* [Problem]:
Pick out each line containing the string "name".

* [Data provided]:
• • • • •

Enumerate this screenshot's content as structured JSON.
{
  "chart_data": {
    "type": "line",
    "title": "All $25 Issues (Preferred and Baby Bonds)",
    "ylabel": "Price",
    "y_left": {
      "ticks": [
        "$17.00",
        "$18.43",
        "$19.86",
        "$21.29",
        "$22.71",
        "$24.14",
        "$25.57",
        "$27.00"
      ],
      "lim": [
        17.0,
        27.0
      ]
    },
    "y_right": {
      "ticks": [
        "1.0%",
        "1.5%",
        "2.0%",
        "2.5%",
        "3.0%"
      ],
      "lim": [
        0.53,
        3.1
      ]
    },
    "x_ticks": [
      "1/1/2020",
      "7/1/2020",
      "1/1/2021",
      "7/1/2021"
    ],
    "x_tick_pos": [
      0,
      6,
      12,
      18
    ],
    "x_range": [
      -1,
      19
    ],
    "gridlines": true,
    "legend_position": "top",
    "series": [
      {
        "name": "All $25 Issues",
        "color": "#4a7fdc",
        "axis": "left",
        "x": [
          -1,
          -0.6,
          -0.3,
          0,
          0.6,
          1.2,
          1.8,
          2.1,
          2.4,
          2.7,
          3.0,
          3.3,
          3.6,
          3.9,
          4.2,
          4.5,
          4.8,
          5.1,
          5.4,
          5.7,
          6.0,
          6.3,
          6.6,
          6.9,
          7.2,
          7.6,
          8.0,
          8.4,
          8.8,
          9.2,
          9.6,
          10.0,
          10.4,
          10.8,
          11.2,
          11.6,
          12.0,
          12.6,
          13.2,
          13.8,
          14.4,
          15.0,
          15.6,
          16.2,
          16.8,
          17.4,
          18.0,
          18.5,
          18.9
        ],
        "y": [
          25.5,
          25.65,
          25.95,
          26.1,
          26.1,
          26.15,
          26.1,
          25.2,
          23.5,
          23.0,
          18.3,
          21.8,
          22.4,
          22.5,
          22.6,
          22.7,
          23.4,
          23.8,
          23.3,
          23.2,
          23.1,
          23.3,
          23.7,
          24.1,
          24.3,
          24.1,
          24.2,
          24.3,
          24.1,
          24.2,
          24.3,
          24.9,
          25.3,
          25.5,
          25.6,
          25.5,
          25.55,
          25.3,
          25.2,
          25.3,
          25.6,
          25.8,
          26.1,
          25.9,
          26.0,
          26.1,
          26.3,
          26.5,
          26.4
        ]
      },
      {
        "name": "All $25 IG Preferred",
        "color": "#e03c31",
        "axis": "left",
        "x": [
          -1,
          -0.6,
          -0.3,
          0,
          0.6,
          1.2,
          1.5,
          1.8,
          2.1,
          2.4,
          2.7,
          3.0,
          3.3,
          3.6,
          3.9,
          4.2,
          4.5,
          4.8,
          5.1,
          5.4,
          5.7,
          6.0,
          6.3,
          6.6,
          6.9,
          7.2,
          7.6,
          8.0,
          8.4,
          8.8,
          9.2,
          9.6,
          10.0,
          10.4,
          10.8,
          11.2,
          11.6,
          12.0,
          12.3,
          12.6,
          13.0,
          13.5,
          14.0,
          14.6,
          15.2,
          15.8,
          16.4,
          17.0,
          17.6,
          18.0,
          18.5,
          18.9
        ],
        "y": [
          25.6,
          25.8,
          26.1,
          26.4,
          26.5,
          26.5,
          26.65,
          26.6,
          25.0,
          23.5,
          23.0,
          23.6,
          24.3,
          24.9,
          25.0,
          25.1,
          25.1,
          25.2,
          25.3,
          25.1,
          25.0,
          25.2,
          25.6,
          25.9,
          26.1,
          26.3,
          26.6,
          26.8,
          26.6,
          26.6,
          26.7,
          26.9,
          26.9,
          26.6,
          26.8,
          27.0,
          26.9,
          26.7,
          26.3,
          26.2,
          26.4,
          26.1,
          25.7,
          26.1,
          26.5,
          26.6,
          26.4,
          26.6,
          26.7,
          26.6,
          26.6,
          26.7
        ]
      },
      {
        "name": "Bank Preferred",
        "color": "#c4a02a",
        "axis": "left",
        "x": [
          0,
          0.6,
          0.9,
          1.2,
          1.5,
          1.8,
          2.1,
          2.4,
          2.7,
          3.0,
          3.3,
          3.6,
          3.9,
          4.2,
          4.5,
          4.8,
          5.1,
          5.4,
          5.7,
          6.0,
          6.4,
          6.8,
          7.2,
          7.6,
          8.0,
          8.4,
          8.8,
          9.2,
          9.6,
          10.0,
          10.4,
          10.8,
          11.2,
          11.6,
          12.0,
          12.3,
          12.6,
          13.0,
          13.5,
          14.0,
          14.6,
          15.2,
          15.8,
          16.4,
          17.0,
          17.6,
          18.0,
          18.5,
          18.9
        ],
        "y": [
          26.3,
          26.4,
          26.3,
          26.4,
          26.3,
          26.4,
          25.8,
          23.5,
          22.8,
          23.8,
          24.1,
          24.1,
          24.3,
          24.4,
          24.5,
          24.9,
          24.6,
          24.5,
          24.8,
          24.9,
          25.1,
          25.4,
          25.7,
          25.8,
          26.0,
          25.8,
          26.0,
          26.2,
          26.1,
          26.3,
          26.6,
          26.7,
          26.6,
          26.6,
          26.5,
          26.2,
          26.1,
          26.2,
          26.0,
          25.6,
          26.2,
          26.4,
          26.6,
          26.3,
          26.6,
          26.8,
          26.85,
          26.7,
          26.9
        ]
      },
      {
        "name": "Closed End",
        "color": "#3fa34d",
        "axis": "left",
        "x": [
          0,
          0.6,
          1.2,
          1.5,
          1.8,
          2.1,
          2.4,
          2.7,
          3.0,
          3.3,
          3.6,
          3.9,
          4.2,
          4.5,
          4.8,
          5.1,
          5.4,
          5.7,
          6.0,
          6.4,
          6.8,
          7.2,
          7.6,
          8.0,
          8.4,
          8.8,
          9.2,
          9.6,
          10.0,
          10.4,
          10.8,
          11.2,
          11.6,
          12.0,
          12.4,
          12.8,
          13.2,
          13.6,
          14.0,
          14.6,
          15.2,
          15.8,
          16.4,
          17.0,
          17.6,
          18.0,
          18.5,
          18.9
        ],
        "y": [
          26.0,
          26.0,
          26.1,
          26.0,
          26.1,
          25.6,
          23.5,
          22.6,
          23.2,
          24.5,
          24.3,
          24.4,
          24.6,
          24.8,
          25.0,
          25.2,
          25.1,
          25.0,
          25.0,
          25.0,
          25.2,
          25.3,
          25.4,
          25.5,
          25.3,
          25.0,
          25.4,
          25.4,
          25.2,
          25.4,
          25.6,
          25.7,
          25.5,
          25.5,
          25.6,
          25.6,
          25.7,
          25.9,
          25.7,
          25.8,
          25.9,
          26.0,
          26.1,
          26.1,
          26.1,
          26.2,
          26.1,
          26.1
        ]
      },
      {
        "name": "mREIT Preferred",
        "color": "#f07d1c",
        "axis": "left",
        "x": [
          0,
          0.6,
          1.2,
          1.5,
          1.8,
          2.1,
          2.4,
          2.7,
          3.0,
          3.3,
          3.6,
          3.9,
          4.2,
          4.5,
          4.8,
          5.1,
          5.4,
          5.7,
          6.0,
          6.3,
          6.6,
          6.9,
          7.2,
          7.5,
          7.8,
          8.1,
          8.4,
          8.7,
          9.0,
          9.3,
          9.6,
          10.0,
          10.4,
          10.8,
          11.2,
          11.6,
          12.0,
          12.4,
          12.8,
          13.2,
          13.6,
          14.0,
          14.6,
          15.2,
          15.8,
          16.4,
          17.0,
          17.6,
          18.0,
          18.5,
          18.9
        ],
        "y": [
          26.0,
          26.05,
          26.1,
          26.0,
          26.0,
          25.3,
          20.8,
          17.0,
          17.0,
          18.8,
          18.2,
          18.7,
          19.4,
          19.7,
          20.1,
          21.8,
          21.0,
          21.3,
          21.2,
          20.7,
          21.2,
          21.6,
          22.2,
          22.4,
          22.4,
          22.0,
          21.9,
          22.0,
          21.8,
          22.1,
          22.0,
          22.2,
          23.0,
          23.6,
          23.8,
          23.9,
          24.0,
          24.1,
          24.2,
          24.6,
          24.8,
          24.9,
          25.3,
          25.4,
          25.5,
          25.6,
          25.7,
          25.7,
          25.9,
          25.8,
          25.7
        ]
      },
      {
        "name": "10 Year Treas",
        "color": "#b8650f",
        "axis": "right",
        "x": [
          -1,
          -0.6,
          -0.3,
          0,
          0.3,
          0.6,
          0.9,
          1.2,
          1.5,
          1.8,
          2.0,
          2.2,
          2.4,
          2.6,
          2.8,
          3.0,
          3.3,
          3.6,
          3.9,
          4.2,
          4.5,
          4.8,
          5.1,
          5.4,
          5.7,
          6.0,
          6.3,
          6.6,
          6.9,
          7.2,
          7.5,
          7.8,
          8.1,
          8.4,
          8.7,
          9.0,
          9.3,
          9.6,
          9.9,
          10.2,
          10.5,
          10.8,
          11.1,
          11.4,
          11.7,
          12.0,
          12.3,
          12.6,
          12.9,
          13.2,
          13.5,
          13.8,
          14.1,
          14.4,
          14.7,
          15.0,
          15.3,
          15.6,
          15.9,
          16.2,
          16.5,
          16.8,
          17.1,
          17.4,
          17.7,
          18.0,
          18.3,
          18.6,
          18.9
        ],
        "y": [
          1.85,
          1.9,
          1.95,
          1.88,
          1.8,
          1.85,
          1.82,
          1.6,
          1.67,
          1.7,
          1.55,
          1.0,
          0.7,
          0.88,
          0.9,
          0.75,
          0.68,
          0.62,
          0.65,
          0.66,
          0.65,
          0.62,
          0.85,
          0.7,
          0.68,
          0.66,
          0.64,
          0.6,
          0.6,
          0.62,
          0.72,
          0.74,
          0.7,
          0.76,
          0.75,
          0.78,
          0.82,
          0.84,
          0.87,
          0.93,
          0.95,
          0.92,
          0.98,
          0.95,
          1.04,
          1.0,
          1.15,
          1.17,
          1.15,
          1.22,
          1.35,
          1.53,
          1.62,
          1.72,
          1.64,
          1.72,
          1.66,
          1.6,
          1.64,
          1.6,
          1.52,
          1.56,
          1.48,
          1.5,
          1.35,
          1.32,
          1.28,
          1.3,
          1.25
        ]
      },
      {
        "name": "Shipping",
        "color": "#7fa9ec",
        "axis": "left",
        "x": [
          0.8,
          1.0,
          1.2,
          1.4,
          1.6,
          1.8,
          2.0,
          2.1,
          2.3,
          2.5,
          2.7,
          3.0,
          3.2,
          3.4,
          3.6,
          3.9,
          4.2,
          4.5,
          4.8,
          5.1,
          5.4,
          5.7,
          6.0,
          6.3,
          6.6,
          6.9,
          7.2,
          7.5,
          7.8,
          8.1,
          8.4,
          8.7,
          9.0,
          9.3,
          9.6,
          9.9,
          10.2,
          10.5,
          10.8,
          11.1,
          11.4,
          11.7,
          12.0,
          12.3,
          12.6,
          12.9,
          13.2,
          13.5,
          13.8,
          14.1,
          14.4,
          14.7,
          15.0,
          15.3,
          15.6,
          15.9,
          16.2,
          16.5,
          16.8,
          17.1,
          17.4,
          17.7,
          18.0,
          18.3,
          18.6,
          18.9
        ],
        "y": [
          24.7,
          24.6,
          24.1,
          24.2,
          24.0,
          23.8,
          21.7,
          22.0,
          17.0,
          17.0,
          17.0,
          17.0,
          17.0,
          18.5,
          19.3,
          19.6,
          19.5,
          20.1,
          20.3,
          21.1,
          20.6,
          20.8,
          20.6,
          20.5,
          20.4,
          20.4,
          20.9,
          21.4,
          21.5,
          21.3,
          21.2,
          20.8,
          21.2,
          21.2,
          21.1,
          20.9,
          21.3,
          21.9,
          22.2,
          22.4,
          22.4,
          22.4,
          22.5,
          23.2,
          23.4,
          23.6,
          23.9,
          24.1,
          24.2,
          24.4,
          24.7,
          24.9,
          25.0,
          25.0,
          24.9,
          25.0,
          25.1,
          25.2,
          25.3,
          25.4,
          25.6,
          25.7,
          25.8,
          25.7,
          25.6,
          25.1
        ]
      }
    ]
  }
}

• • • • •

* [Result of the task]:
        "name": "All $25 Issues",
        "name": "All $25 IG Preferred",
        "name": "Bank Preferred",
        "name": "Closed End",
        "name": "mREIT Preferred",
        "name": "10 Year Treas",
        "name": "Shipping",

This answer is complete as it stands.